(Stored data)
————————

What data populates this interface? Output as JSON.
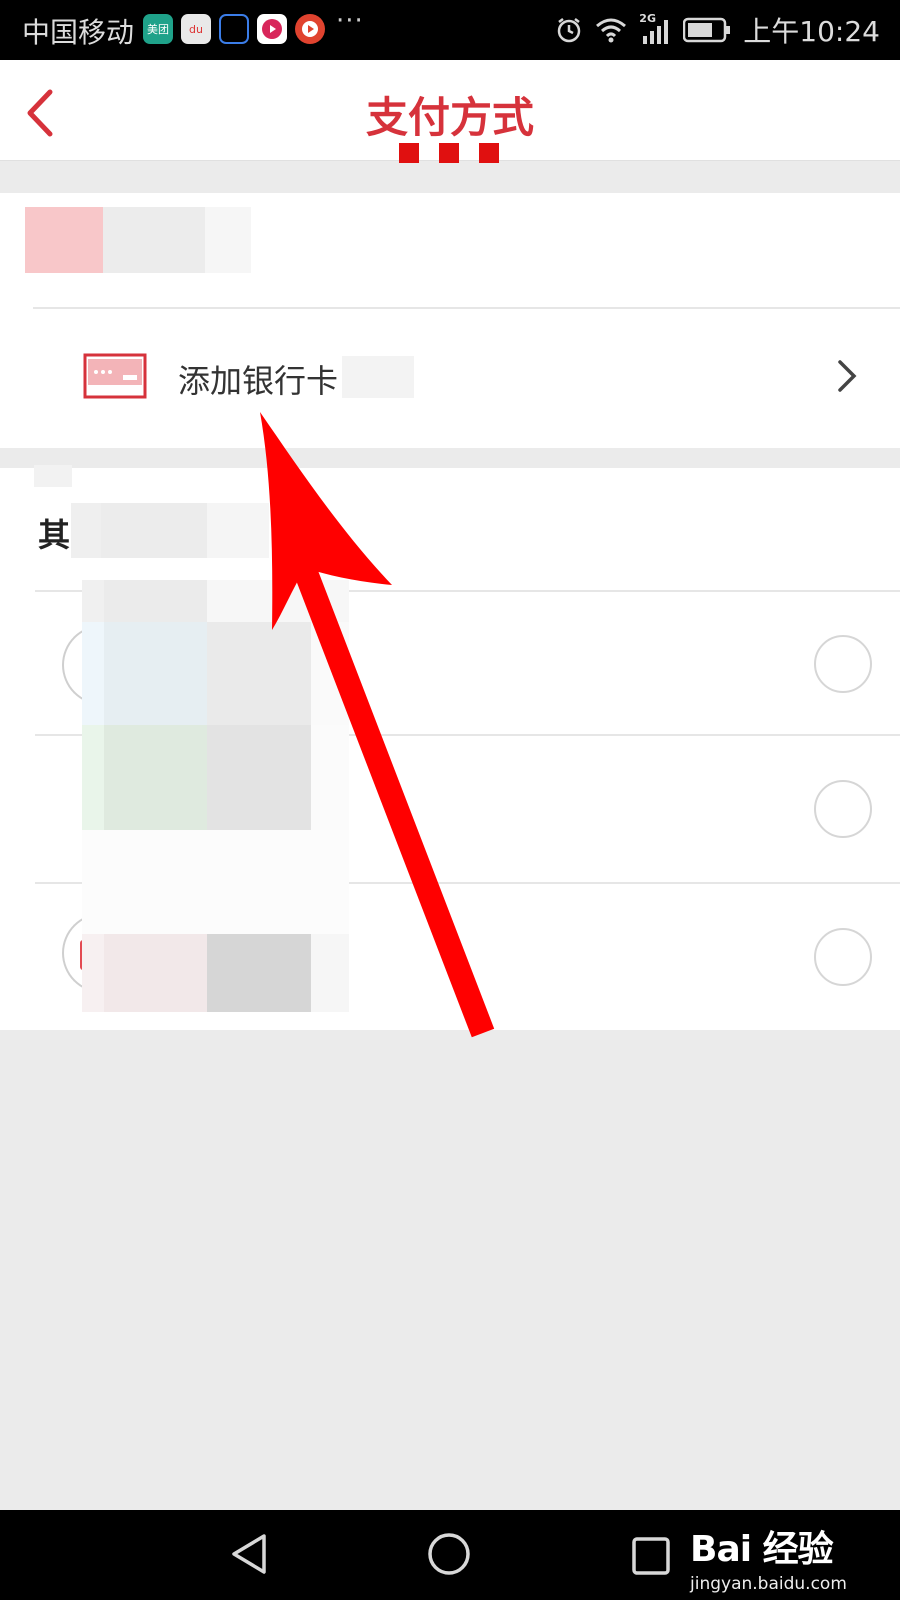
{
  "status_bar": {
    "carrier": "中国移动",
    "app_icons": [
      {
        "name": "meituan-icon",
        "label": "美团",
        "color": "#1fa28a"
      },
      {
        "name": "baidu-map-icon",
        "label": "du",
        "color": "#e8e8e8"
      },
      {
        "name": "qq-notify-icon",
        "label": "",
        "color": "#000000"
      },
      {
        "name": "video-app-icon",
        "label": "",
        "color": "#ffffff"
      },
      {
        "name": "play-app-icon",
        "label": "",
        "color": "#e0432f"
      }
    ],
    "more": "···",
    "network": "2G",
    "time": "上午10:24"
  },
  "header": {
    "title": "支付方式"
  },
  "add_card": {
    "label": "添加银行卡"
  },
  "other_section": {
    "title": "其"
  },
  "watermark": {
    "logo": "Bai 经验",
    "url": "jingyan.baidu.com"
  },
  "colors": {
    "accent": "#d6323b",
    "annotation_arrow": "#ff0000"
  }
}
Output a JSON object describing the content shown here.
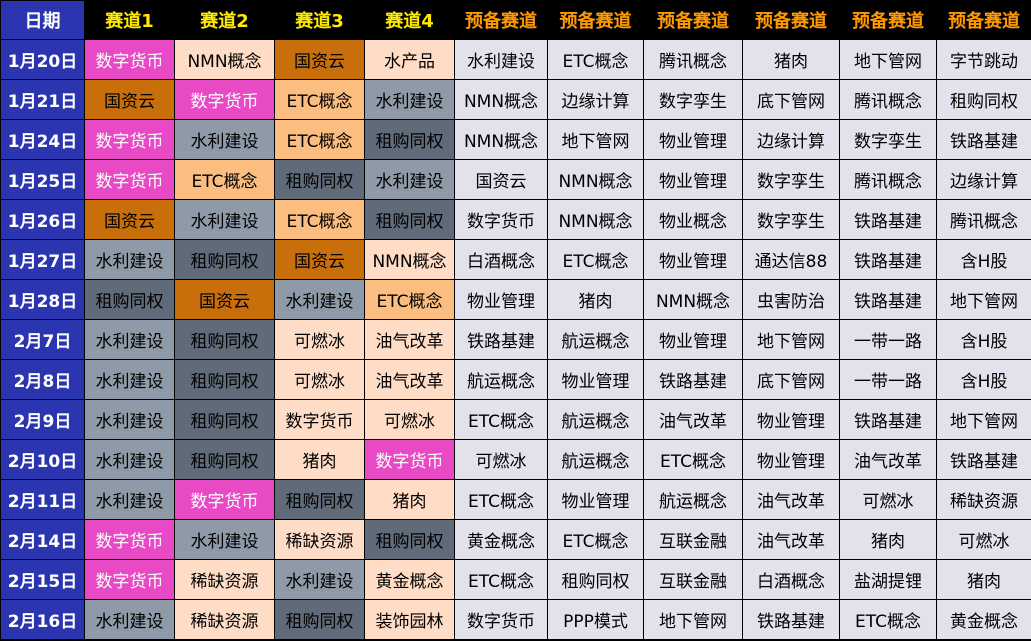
{
  "headers": [
    "日期",
    "赛道1",
    "赛道2",
    "赛道3",
    "赛道4",
    "预备赛道",
    "预备赛道",
    "预备赛道",
    "预备赛道",
    "预备赛道",
    "预备赛道"
  ],
  "rows": [
    {
      "date": "1月20日",
      "cells": [
        [
          "数字货币",
          "pink"
        ],
        [
          "NMN概念",
          "peach"
        ],
        [
          "国资云",
          "brown"
        ],
        [
          "水产品",
          "peach"
        ],
        [
          "水利建设",
          "lav"
        ],
        [
          "ETC概念",
          "lav"
        ],
        [
          "腾讯概念",
          "lav"
        ],
        [
          "猪肉",
          "lav"
        ],
        [
          "地下管网",
          "lav"
        ],
        [
          "字节跳动",
          "lav"
        ]
      ]
    },
    {
      "date": "1月21日",
      "cells": [
        [
          "国资云",
          "brown"
        ],
        [
          "数字货币",
          "pink"
        ],
        [
          "ETC概念",
          "orange"
        ],
        [
          "水利建设",
          "gray"
        ],
        [
          "NMN概念",
          "lav"
        ],
        [
          "边缘计算",
          "lav"
        ],
        [
          "数字孪生",
          "lav"
        ],
        [
          "底下管网",
          "lav"
        ],
        [
          "腾讯概念",
          "lav"
        ],
        [
          "租购同权",
          "lav"
        ]
      ]
    },
    {
      "date": "1月24日",
      "cells": [
        [
          "数字货币",
          "pink"
        ],
        [
          "水利建设",
          "gray"
        ],
        [
          "ETC概念",
          "orange"
        ],
        [
          "租购同权",
          "slate"
        ],
        [
          "NMN概念",
          "lav"
        ],
        [
          "地下管网",
          "lav"
        ],
        [
          "物业管理",
          "lav"
        ],
        [
          "边缘计算",
          "lav"
        ],
        [
          "数字孪生",
          "lav"
        ],
        [
          "铁路基建",
          "lav"
        ]
      ]
    },
    {
      "date": "1月25日",
      "cells": [
        [
          "数字货币",
          "pink"
        ],
        [
          "ETC概念",
          "orange"
        ],
        [
          "租购同权",
          "slate"
        ],
        [
          "水利建设",
          "gray"
        ],
        [
          "国资云",
          "lav"
        ],
        [
          "NMN概念",
          "lav"
        ],
        [
          "物业管理",
          "lav"
        ],
        [
          "数字孪生",
          "lav"
        ],
        [
          "腾讯概念",
          "lav"
        ],
        [
          "边缘计算",
          "lav"
        ]
      ]
    },
    {
      "date": "1月26日",
      "cells": [
        [
          "国资云",
          "brown"
        ],
        [
          "水利建设",
          "gray"
        ],
        [
          "ETC概念",
          "orange"
        ],
        [
          "租购同权",
          "slate"
        ],
        [
          "数字货币",
          "lav"
        ],
        [
          "NMN概念",
          "lav"
        ],
        [
          "物业概念",
          "lav"
        ],
        [
          "数字孪生",
          "lav"
        ],
        [
          "铁路基建",
          "lav"
        ],
        [
          "腾讯概念",
          "lav"
        ]
      ]
    },
    {
      "date": "1月27日",
      "cells": [
        [
          "水利建设",
          "gray"
        ],
        [
          "租购同权",
          "slate"
        ],
        [
          "国资云",
          "brown"
        ],
        [
          "NMN概念",
          "peach"
        ],
        [
          "白酒概念",
          "lav"
        ],
        [
          "ETC概念",
          "lav"
        ],
        [
          "物业管理",
          "lav"
        ],
        [
          "通达信88",
          "lav"
        ],
        [
          "铁路基建",
          "lav"
        ],
        [
          "含H股",
          "lav"
        ]
      ]
    },
    {
      "date": "1月28日",
      "cells": [
        [
          "租购同权",
          "slate"
        ],
        [
          "国资云",
          "brown"
        ],
        [
          "水利建设",
          "gray"
        ],
        [
          "ETC概念",
          "orange"
        ],
        [
          "物业管理",
          "lav"
        ],
        [
          "猪肉",
          "lav"
        ],
        [
          "NMN概念",
          "lav"
        ],
        [
          "虫害防治",
          "lav"
        ],
        [
          "铁路基建",
          "lav"
        ],
        [
          "地下管网",
          "lav"
        ]
      ]
    },
    {
      "date": "2月7日",
      "cells": [
        [
          "水利建设",
          "gray"
        ],
        [
          "租购同权",
          "slate"
        ],
        [
          "可燃冰",
          "peach"
        ],
        [
          "油气改革",
          "peach"
        ],
        [
          "铁路基建",
          "lav"
        ],
        [
          "航运概念",
          "lav"
        ],
        [
          "物业管理",
          "lav"
        ],
        [
          "地下管网",
          "lav"
        ],
        [
          "一带一路",
          "lav"
        ],
        [
          "含H股",
          "lav"
        ]
      ]
    },
    {
      "date": "2月8日",
      "cells": [
        [
          "水利建设",
          "gray"
        ],
        [
          "租购同权",
          "slate"
        ],
        [
          "可燃冰",
          "peach"
        ],
        [
          "油气改革",
          "peach"
        ],
        [
          "航运概念",
          "lav"
        ],
        [
          "物业管理",
          "lav"
        ],
        [
          "铁路基建",
          "lav"
        ],
        [
          "底下管网",
          "lav"
        ],
        [
          "一带一路",
          "lav"
        ],
        [
          "含H股",
          "lav"
        ]
      ]
    },
    {
      "date": "2月9日",
      "cells": [
        [
          "水利建设",
          "gray"
        ],
        [
          "租购同权",
          "slate"
        ],
        [
          "数字货币",
          "peach"
        ],
        [
          "可燃冰",
          "peach"
        ],
        [
          "ETC概念",
          "lav"
        ],
        [
          "航运概念",
          "lav"
        ],
        [
          "油气改革",
          "lav"
        ],
        [
          "物业管理",
          "lav"
        ],
        [
          "铁路基建",
          "lav"
        ],
        [
          "地下管网",
          "lav"
        ]
      ]
    },
    {
      "date": "2月10日",
      "cells": [
        [
          "水利建设",
          "gray"
        ],
        [
          "租购同权",
          "slate"
        ],
        [
          "猪肉",
          "peach"
        ],
        [
          "数字货币",
          "pink"
        ],
        [
          "可燃冰",
          "lav"
        ],
        [
          "航运概念",
          "lav"
        ],
        [
          "ETC概念",
          "lav"
        ],
        [
          "物业管理",
          "lav"
        ],
        [
          "油气改革",
          "lav"
        ],
        [
          "铁路基建",
          "lav"
        ]
      ]
    },
    {
      "date": "2月11日",
      "cells": [
        [
          "水利建设",
          "gray"
        ],
        [
          "数字货币",
          "pink"
        ],
        [
          "租购同权",
          "slate"
        ],
        [
          "猪肉",
          "peach"
        ],
        [
          "ETC概念",
          "lav"
        ],
        [
          "物业管理",
          "lav"
        ],
        [
          "航运概念",
          "lav"
        ],
        [
          "油气改革",
          "lav"
        ],
        [
          "可燃冰",
          "lav"
        ],
        [
          "稀缺资源",
          "lav"
        ]
      ]
    },
    {
      "date": "2月14日",
      "cells": [
        [
          "数字货币",
          "pink"
        ],
        [
          "水利建设",
          "gray"
        ],
        [
          "稀缺资源",
          "peach"
        ],
        [
          "租购同权",
          "slate"
        ],
        [
          "黄金概念",
          "lav"
        ],
        [
          "ETC概念",
          "lav"
        ],
        [
          "互联金融",
          "lav"
        ],
        [
          "油气改革",
          "lav"
        ],
        [
          "猪肉",
          "lav"
        ],
        [
          "可燃冰",
          "lav"
        ]
      ]
    },
    {
      "date": "2月15日",
      "cells": [
        [
          "数字货币",
          "pink"
        ],
        [
          "稀缺资源",
          "peach"
        ],
        [
          "水利建设",
          "gray"
        ],
        [
          "黄金概念",
          "peach"
        ],
        [
          "ETC概念",
          "lav"
        ],
        [
          "租购同权",
          "lav"
        ],
        [
          "互联金融",
          "lav"
        ],
        [
          "白酒概念",
          "lav"
        ],
        [
          "盐湖提锂",
          "lav"
        ],
        [
          "猪肉",
          "lav"
        ]
      ]
    },
    {
      "date": "2月16日",
      "cells": [
        [
          "水利建设",
          "gray"
        ],
        [
          "稀缺资源",
          "peach"
        ],
        [
          "租购同权",
          "slate"
        ],
        [
          "装饰园林",
          "peach"
        ],
        [
          "数字货币",
          "lav"
        ],
        [
          "PPP模式",
          "lav"
        ],
        [
          "地下管网",
          "lav"
        ],
        [
          "铁路基建",
          "lav"
        ],
        [
          "ETC概念",
          "lav"
        ],
        [
          "黄金概念",
          "lav"
        ]
      ]
    }
  ],
  "colors": {
    "date_bg": "#2b35b0",
    "track_header": "#ffea00",
    "backup_header": "#ff9900",
    "pink": "#e849c4",
    "brown": "#c86f0c",
    "orange": "#fbbe80",
    "peach": "#ffdcc6",
    "slate": "#5f6b79",
    "gray": "#8e9aa7",
    "lav": "#e3e1eb"
  }
}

————————

* [What is expected]
Scan the listing above and copy all lines containing the word "name".

* [Answer to the task]
        "name": "meituan-icon",
        "name": "baidu-map-icon",
        "name": "qq-notify-icon",
        "name": "video-app-icon",
        "name": "play-app-icon",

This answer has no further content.